** START OF The data **

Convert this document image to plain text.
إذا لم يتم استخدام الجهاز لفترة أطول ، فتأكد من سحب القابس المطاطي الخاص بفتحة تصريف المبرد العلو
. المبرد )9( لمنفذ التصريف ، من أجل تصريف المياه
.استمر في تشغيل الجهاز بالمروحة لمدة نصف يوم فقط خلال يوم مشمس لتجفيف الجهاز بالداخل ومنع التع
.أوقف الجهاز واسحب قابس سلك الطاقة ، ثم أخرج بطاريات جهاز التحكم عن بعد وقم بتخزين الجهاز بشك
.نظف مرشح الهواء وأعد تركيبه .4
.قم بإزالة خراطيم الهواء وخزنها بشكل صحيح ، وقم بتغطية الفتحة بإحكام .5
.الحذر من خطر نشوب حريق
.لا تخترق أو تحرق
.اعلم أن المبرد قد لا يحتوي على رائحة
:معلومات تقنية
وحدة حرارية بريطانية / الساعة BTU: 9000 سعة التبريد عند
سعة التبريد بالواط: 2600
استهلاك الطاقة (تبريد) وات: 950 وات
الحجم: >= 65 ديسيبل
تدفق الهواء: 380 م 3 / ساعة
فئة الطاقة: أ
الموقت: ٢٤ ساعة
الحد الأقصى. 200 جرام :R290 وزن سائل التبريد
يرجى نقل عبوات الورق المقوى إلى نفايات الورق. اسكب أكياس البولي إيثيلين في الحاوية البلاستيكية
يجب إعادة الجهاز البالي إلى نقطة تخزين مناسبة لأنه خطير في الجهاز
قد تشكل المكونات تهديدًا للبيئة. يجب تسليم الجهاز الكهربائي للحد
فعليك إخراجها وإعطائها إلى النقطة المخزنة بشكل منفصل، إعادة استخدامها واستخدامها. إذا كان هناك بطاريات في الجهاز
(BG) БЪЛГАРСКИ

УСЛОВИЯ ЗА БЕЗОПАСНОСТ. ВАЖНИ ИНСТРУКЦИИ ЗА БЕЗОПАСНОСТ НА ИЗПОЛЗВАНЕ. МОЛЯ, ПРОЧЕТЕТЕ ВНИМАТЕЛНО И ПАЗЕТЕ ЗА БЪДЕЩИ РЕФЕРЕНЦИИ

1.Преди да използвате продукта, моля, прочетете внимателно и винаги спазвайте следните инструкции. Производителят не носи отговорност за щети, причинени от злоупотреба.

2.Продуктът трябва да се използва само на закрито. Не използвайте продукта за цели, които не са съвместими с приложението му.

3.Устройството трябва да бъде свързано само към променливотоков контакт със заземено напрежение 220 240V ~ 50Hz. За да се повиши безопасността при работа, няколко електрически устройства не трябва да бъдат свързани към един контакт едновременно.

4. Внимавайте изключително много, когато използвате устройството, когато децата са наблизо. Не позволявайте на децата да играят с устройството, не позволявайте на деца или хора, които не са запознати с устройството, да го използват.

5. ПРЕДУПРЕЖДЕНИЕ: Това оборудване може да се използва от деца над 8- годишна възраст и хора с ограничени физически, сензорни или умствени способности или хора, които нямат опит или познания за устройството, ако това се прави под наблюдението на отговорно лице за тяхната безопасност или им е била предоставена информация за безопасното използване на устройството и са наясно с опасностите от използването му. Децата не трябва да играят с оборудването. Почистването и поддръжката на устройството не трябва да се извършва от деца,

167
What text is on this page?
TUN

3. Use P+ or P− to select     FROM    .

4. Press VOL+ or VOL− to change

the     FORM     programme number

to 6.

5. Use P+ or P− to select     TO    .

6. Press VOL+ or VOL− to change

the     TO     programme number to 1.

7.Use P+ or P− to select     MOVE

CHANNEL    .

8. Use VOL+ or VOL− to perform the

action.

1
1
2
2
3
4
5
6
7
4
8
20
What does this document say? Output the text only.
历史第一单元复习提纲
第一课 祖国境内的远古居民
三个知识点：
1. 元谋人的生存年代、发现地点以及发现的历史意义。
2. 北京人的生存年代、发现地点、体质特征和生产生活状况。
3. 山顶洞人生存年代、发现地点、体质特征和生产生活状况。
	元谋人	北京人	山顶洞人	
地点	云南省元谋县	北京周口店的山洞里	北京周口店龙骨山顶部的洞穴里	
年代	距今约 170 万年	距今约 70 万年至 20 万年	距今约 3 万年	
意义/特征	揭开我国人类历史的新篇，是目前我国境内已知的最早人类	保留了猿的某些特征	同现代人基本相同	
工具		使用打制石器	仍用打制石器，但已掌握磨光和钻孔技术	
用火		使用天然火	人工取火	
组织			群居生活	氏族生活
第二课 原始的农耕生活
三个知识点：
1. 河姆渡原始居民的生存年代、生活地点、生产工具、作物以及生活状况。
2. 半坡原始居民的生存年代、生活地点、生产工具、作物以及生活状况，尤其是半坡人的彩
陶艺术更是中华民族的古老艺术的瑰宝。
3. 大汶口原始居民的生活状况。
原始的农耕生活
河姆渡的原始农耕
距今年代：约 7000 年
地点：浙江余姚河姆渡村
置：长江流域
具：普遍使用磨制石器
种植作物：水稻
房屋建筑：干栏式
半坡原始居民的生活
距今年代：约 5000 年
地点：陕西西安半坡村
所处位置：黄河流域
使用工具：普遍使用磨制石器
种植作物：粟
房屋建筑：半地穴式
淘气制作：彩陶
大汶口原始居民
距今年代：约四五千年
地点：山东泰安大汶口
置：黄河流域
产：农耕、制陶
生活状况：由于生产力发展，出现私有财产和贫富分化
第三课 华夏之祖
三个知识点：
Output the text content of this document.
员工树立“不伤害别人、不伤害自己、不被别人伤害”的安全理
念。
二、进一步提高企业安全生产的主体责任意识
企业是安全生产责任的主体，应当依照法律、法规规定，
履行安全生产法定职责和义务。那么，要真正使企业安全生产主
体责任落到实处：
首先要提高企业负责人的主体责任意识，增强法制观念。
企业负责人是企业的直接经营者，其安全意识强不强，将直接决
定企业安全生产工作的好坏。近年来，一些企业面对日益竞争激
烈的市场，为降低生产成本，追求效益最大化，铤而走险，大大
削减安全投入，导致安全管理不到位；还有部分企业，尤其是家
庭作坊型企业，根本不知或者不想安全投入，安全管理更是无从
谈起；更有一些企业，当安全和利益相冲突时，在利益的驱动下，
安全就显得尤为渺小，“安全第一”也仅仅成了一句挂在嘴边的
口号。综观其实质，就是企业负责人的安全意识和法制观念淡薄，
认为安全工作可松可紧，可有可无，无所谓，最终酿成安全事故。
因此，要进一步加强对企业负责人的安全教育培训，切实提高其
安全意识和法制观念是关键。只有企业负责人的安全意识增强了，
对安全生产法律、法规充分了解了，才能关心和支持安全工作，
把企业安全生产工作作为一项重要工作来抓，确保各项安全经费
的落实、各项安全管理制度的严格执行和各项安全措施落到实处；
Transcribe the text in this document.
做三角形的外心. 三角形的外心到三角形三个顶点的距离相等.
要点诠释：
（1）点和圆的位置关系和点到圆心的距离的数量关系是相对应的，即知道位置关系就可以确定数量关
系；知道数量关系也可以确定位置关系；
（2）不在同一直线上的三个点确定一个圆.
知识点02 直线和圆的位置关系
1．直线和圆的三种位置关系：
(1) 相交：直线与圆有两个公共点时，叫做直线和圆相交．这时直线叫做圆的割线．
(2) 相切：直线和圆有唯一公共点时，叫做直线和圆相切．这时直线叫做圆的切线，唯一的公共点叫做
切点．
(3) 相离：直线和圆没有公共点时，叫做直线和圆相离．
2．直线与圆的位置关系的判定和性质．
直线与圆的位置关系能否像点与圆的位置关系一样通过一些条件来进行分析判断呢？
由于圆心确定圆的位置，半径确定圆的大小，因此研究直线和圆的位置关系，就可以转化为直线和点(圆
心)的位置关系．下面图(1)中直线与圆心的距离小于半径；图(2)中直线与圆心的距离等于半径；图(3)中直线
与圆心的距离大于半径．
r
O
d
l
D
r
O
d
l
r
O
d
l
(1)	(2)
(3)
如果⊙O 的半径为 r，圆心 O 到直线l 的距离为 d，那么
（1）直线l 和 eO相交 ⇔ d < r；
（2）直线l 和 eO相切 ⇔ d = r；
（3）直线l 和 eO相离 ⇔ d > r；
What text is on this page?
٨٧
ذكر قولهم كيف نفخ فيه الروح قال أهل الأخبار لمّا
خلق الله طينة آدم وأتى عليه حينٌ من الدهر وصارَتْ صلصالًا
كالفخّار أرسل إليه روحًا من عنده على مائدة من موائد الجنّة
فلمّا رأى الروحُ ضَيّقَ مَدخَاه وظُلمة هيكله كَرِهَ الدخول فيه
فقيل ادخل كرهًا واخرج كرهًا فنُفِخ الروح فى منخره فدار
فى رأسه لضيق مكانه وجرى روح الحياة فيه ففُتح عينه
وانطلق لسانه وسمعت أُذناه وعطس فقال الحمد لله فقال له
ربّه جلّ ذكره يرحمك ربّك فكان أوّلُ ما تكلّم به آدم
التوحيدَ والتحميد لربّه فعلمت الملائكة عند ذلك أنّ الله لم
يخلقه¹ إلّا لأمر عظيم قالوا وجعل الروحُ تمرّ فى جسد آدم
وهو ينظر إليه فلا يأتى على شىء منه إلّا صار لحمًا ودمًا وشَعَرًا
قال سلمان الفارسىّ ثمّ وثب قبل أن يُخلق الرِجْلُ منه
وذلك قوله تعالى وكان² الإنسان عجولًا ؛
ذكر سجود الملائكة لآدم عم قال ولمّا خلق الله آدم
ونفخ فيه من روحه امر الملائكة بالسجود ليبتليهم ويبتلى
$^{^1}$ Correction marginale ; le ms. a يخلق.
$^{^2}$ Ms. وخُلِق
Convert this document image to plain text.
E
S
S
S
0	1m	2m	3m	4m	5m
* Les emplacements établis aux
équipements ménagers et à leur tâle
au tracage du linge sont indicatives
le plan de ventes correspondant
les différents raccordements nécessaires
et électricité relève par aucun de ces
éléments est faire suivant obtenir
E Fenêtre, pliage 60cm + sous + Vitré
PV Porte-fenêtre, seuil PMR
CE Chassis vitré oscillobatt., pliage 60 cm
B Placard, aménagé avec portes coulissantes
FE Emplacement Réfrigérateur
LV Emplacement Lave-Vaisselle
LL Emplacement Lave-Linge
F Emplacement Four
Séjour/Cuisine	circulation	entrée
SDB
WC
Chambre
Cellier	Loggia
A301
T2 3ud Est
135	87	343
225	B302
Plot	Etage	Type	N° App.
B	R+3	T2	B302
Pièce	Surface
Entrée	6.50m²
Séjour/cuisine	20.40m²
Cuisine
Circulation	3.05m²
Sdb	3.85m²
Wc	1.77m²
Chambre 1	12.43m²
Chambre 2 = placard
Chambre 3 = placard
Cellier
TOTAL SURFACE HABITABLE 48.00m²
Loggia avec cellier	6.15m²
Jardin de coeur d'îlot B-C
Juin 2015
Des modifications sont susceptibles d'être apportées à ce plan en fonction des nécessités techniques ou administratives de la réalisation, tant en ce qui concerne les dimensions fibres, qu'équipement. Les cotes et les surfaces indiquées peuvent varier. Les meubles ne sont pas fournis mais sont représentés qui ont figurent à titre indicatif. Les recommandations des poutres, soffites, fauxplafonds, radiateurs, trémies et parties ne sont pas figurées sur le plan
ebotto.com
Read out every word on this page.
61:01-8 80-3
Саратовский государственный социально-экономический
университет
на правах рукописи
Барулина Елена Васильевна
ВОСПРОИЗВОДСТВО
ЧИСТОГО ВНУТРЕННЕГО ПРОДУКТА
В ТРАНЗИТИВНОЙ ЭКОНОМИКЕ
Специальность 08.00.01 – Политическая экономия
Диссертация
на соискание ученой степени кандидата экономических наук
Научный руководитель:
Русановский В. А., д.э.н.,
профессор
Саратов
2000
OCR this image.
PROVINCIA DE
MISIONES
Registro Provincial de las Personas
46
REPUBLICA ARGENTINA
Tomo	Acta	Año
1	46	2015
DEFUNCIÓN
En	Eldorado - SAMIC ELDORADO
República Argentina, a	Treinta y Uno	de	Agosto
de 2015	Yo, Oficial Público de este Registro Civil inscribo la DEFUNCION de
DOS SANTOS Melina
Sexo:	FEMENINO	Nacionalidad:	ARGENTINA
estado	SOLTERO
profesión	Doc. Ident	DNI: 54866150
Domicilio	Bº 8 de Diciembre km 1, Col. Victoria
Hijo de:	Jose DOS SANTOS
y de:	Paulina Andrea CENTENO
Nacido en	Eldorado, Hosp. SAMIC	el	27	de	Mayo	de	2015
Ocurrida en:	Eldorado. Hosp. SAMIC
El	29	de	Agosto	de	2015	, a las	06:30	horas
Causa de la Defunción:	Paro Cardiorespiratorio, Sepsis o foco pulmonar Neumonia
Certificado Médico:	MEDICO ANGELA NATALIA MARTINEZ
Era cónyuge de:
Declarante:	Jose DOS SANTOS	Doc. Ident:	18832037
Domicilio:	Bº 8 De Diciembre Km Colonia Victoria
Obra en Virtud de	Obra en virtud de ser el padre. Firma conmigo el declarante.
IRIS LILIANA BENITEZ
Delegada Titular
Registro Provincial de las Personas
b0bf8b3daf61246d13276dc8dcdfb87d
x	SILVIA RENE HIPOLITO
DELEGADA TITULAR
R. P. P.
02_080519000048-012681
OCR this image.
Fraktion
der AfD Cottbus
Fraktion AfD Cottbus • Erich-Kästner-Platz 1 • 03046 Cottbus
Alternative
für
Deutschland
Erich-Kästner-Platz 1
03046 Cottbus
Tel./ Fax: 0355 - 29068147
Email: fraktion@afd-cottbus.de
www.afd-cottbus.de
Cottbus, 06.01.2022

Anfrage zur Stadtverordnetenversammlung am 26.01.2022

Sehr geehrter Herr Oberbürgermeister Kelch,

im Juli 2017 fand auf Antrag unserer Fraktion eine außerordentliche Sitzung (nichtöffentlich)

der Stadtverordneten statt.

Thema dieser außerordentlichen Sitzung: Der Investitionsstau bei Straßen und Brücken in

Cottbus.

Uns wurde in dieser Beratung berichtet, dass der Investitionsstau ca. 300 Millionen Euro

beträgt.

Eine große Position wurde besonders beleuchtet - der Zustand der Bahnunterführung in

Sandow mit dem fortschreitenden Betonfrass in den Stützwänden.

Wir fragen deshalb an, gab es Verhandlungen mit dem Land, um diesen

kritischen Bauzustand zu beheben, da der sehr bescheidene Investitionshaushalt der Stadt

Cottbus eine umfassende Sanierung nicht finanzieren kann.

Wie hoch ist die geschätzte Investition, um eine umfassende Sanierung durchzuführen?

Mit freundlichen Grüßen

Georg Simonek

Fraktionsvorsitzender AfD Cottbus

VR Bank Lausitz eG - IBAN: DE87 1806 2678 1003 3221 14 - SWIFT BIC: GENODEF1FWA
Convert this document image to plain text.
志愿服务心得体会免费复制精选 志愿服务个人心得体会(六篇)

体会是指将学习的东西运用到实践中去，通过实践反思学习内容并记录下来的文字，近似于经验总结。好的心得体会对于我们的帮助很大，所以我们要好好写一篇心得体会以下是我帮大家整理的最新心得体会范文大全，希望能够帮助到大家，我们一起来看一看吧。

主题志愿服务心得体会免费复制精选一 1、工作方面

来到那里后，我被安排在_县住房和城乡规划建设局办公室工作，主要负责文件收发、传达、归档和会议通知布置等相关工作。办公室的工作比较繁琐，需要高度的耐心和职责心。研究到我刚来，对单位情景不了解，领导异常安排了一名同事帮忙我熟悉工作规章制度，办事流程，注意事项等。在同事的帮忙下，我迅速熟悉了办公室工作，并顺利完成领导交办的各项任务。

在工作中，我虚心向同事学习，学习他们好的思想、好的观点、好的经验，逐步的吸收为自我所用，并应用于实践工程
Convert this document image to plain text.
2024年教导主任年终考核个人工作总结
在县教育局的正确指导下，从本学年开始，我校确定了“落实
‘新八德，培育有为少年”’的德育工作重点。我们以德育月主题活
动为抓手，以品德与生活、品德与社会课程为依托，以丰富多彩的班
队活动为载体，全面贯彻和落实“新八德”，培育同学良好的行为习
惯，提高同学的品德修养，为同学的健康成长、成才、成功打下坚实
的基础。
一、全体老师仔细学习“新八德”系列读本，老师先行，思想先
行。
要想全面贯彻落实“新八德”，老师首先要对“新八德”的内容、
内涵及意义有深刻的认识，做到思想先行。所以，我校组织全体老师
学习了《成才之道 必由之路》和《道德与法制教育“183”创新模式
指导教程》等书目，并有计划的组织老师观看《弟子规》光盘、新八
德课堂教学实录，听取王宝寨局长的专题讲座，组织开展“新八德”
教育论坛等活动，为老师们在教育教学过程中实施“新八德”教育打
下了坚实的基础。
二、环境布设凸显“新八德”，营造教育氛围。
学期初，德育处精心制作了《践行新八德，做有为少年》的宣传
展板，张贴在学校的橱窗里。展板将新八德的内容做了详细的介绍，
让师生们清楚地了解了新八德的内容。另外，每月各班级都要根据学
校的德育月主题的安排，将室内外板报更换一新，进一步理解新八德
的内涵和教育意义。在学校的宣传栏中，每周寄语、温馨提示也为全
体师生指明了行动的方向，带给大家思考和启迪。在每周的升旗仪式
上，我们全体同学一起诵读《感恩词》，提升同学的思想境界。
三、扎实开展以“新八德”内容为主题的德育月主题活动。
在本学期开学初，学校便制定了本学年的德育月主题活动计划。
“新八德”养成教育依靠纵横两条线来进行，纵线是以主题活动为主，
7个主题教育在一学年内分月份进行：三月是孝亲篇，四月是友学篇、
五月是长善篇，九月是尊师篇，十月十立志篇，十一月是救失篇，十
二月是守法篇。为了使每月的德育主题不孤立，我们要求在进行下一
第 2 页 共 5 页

** END OF The data **

— What is being asked —
Scan the material above for the string "programme" and report each line where you find it.

— Result for this task —
the     FORM     programme number
the     TO     programme number to 1.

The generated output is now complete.